• [THE EXERCISE] Copy all the material below, exactly as it stands.

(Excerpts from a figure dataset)
+ + +

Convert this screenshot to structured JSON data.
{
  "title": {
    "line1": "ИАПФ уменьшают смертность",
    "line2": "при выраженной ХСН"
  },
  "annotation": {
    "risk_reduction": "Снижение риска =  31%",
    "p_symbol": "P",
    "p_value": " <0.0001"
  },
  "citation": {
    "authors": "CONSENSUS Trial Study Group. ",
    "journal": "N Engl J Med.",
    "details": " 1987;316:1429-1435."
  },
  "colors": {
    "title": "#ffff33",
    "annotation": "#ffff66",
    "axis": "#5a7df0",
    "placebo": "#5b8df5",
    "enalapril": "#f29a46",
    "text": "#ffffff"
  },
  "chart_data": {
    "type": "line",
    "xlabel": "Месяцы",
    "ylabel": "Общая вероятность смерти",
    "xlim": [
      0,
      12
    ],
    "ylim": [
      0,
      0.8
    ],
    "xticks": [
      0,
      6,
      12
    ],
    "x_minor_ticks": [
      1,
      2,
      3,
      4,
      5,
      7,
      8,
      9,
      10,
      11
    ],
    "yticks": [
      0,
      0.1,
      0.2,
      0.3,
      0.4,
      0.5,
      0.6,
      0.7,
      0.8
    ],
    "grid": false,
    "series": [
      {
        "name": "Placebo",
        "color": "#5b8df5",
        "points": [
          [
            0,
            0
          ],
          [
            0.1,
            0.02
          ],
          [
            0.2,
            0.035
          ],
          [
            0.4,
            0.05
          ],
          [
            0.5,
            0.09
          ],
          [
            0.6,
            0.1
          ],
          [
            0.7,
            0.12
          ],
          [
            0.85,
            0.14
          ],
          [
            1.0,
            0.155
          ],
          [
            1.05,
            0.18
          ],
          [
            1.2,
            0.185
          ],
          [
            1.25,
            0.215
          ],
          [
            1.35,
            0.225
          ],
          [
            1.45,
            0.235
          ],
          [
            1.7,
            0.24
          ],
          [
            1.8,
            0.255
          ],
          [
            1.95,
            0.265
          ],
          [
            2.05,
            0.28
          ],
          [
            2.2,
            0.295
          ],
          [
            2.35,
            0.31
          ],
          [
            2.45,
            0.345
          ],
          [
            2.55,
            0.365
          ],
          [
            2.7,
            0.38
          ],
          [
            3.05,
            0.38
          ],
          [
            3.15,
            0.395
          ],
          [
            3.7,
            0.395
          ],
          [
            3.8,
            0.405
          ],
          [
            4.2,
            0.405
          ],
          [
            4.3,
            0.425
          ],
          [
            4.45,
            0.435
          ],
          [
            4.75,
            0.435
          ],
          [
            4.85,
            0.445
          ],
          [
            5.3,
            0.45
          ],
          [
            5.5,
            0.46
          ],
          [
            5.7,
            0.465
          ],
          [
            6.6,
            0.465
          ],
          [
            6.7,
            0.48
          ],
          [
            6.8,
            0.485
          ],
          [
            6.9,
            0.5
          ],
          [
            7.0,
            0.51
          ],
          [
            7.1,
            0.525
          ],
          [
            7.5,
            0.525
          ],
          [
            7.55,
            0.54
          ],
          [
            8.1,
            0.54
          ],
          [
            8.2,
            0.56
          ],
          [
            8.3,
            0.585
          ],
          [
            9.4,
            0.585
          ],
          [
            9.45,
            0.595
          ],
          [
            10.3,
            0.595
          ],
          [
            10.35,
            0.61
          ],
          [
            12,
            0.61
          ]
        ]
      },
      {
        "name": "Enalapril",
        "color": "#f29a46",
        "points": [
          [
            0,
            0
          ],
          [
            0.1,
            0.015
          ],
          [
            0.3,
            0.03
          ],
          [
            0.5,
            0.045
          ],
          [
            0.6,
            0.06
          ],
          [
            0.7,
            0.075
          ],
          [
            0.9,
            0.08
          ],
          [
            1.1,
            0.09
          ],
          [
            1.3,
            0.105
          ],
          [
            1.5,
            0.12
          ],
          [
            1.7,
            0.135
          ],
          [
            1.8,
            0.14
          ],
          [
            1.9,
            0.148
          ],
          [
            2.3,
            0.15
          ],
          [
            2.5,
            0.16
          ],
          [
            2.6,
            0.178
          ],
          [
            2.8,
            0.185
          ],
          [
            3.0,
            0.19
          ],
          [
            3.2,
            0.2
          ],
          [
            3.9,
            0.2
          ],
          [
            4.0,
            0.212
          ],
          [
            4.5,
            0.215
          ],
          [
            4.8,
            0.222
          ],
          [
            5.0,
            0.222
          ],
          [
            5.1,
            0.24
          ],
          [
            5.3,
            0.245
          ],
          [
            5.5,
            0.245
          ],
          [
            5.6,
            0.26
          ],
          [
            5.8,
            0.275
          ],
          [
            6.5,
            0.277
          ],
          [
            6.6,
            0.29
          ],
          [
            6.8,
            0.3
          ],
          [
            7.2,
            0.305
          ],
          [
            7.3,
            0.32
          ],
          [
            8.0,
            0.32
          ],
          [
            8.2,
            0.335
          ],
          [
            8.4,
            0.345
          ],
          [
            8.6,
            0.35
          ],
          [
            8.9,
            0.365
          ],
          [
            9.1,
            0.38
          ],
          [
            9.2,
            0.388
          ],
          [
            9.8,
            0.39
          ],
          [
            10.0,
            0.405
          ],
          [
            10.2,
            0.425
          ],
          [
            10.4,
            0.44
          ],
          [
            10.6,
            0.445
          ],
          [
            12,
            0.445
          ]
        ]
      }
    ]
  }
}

+ + +

• [EXERCISE RESULT]
Convert this screenshot to structured JSON data.
{
  "title": {
    "line1": "ИАПФ уменьшают смертность",
    "line2": "при выраженной ХСН"
  },
  "annotation": {
    "risk_reduction": "Снижение риска =  31%",
    "p_symbol": "P",
    "p_value": " <0.0001"
  },
  "citation": {
    "authors": "CONSENSUS Trial Study Group. ",
    "journal": "N Engl J Med.",
    "details": " 1987;316:1429-1435."
  },
  "colors": {
    "title": "#ffff33",
    "annotation": "#ffff66",
    "axis": "#5a7df0",
    "placebo": "#5b8df5",
    "enalapril": "#f29a46",
    "text": "#ffffff"
  },
  "chart_data": {
    "type": "line",
    "xlabel": "Месяцы",
    "ylabel": "Общая вероятность смерти",
    "xlim": [
      0,
      12
    ],
    "ylim": [
      0,
      0.8
    ],
    "xticks": [
      0,
      6,
      12
    ],
    "x_minor_ticks": [
      1,
      2,
      3,
      4,
      5,
      7,
      8,
      9,
      10,
      11
    ],
    "yticks": [
      0,
      0.1,
      0.2,
      0.3,
      0.4,
      0.5,
      0.6,
      0.7,
      0.8
    ],
    "grid": false,
    "series": [
      {
        "name": "Placebo",
        "color": "#5b8df5",
        "points": [
          [
            0,
            0
          ],
          [
            0.1,
            0.02
          ],
          [
            0.2,
            0.035
          ],
          [
            0.4,
            0.05
          ],
          [
            0.5,
            0.09
          ],
          [
            0.6,
            0.1
          ],
          [
            0.7,
            0.12
          ],
          [
            0.85,
            0.14
          ],
          [
            1.0,
            0.155
          ],
          [
            1.05,
            0.18
          ],
          [
            1.2,
            0.185
          ],
          [
            1.25,
            0.215
          ],
          [
            1.35,
            0.225
          ],
          [
            1.45,
            0.235
          ],
          [
            1.7,
            0.24
          ],
          [
            1.8,
            0.255
          ],
          [
            1.95,
            0.265
          ],
          [
            2.05,
            0.28
          ],
          [
            2.2,
            0.295
          ],
          [
            2.35,
            0.31
          ],
          [
            2.45,
            0.345
          ],
          [
            2.55,
            0.365
          ],
          [
            2.7,
            0.38
          ],
          [
            3.05,
            0.38
          ],
          [
            3.15,
            0.395
          ],
          [
            3.7,
            0.395
          ],
          [
            3.8,
            0.405
          ],
          [
            4.2,
            0.405
          ],
          [
            4.3,
            0.425
          ],
          [
            4.45,
            0.435
          ],
          [
            4.75,
            0.435
          ],
          [
            4.85,
            0.445
          ],
          [
            5.3,
            0.45
          ],
          [
            5.5,
            0.46
          ],
          [
            5.7,
            0.465
          ],
          [
            6.6,
            0.465
          ],
          [
            6.7,
            0.48
          ],
          [
            6.8,
            0.485
          ],
          [
            6.9,
            0.5
          ],
          [
            7.0,
            0.51
          ],
          [
            7.1,
            0.525
          ],
          [
            7.5,
            0.525
          ],
          [
            7.55,
            0.54
          ],
          [
            8.1,
            0.54
          ],
          [
            8.2,
            0.56
          ],
          [
            8.3,
            0.585
          ],
          [
            9.4,
            0.585
          ],
          [
            9.45,
            0.595
          ],
          [
            10.3,
            0.595
          ],
          [
            10.35,
            0.61
          ],
          [
            12,
            0.61
          ]
        ]
      },
      {
        "name": "Enalapril",
        "color": "#f29a46",
        "points": [
          [
            0,
            0
          ],
          [
            0.1,
            0.015
          ],
          [
            0.3,
            0.03
          ],
          [
            0.5,
            0.045
          ],
          [
            0.6,
            0.06
          ],
          [
            0.7,
            0.075
          ],
          [
            0.9,
            0.08
          ],
          [
            1.1,
            0.09
          ],
          [
            1.3,
            0.105
          ],
          [
            1.5,
            0.12
          ],
          [
            1.7,
            0.135
          ],
          [
            1.8,
            0.14
          ],
          [
            1.9,
            0.148
          ],
          [
            2.3,
            0.15
          ],
          [
            2.5,
            0.16
          ],
          [
            2.6,
            0.178
          ],
          [
            2.8,
            0.185
          ],
          [
            3.0,
            0.19
          ],
          [
            3.2,
            0.2
          ],
          [
            3.9,
            0.2
          ],
          [
            4.0,
            0.212
          ],
          [
            4.5,
            0.215
          ],
          [
            4.8,
            0.222
          ],
          [
            5.0,
            0.222
          ],
          [
            5.1,
            0.24
          ],
          [
            5.3,
            0.245
          ],
          [
            5.5,
            0.245
          ],
          [
            5.6,
            0.26
          ],
          [
            5.8,
            0.275
          ],
          [
            6.5,
            0.277
          ],
          [
            6.6,
            0.29
          ],
          [
            6.8,
            0.3
          ],
          [
            7.2,
            0.305
          ],
          [
            7.3,
            0.32
          ],
          [
            8.0,
            0.32
          ],
          [
            8.2,
            0.335
          ],
          [
            8.4,
            0.345
          ],
          [
            8.6,
            0.35
          ],
          [
            8.9,
            0.365
          ],
          [
            9.1,
            0.38
          ],
          [
            9.2,
            0.388
          ],
          [
            9.8,
            0.39
          ],
          [
            10.0,
            0.405
          ],
          [
            10.2,
            0.425
          ],
          [
            10.4,
            0.44
          ],
          [
            10.6,
            0.445
          ],
          [
            12,
            0.445
          ]
        ]
      }
    ]
  }
}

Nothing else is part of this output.